→ **Task directions**: Write only the number of lines holding the string "screenshot".

::::

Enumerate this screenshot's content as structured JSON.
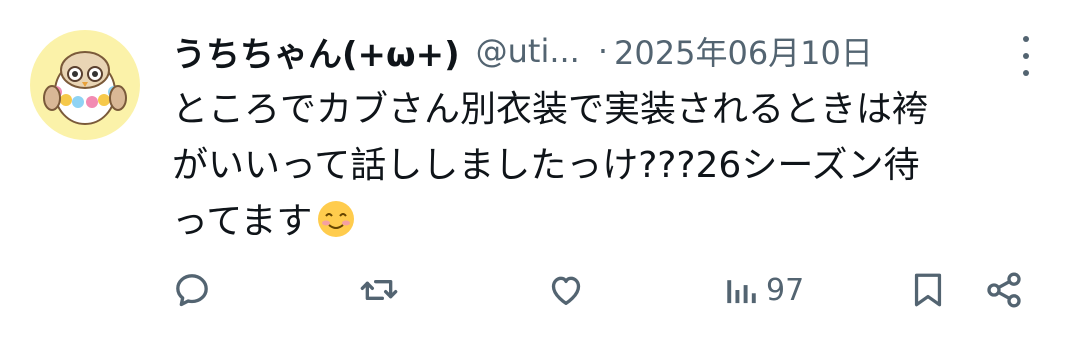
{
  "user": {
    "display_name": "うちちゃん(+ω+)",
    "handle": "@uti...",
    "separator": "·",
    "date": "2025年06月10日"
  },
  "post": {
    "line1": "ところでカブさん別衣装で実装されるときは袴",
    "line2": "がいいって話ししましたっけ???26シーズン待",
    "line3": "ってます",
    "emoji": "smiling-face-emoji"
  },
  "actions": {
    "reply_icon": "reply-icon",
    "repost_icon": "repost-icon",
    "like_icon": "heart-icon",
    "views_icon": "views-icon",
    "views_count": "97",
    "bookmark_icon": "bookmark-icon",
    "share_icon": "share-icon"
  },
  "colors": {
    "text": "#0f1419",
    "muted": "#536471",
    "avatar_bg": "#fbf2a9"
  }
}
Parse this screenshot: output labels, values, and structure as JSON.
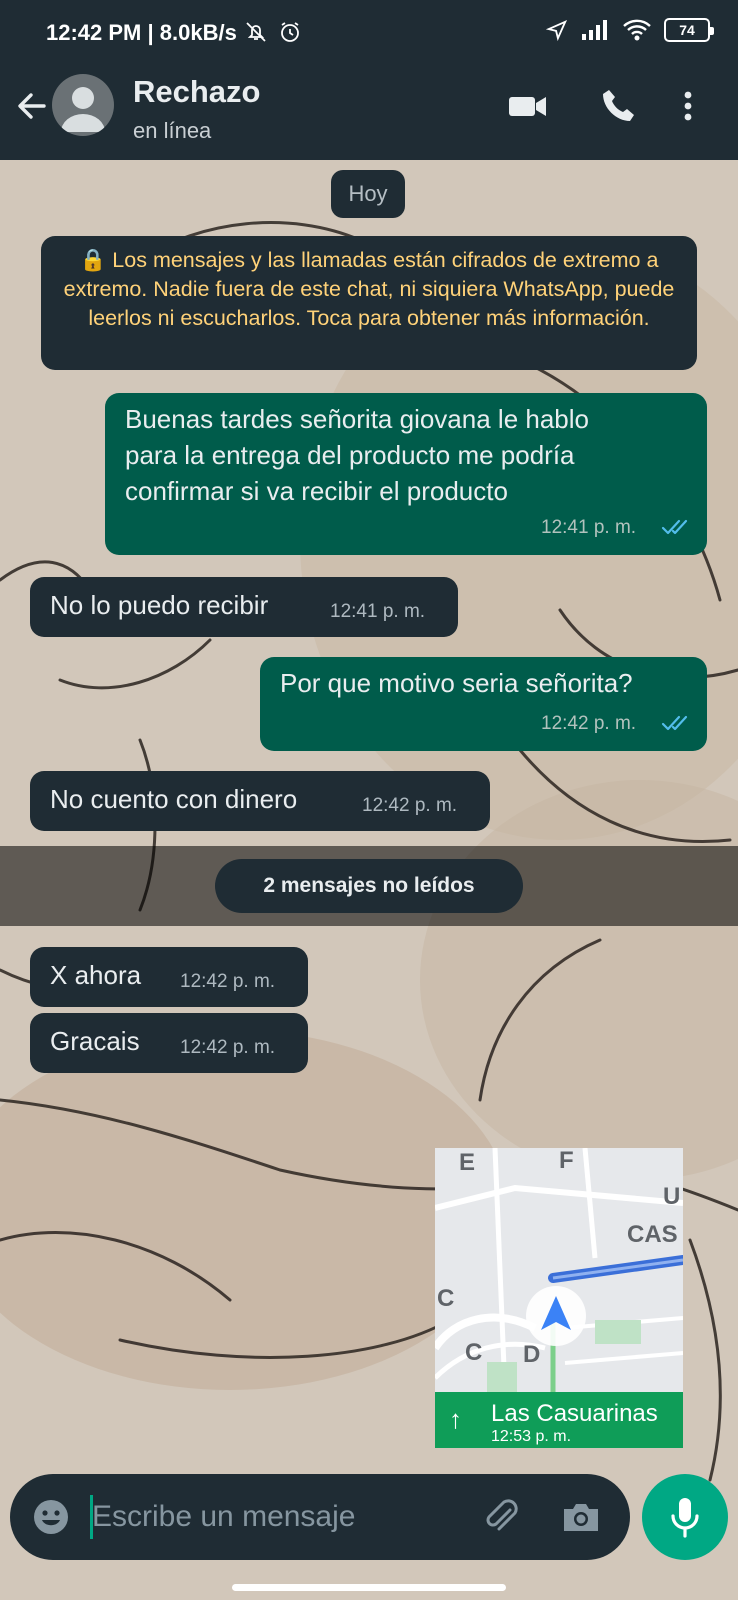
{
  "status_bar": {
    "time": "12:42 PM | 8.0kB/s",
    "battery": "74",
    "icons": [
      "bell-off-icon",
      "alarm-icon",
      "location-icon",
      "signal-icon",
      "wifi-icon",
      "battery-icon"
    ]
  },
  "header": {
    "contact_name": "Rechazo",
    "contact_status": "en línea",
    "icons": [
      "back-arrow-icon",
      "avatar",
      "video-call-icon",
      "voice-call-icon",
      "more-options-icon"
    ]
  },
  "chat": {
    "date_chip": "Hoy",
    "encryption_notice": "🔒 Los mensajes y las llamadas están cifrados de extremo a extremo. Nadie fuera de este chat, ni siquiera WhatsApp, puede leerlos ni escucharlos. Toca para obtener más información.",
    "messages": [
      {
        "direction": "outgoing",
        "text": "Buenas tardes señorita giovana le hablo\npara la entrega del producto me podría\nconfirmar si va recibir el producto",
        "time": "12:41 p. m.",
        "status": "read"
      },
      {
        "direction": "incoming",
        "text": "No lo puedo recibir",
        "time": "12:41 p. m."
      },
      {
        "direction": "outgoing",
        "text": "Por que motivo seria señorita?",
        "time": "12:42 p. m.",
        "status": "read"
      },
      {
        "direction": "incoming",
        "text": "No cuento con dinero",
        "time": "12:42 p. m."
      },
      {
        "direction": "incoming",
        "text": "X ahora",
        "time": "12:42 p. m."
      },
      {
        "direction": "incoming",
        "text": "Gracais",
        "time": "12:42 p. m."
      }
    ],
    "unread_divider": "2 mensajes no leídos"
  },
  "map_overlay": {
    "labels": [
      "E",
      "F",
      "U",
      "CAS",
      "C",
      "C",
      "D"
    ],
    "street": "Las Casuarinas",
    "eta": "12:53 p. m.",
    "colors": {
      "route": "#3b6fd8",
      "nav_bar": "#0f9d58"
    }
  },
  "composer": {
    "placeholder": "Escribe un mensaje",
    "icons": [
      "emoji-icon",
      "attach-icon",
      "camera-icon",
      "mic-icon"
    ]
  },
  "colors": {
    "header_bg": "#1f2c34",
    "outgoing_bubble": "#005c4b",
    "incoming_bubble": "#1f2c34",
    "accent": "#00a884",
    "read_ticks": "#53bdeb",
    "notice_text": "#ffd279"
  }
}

::::

→ **Answer to the task**: 2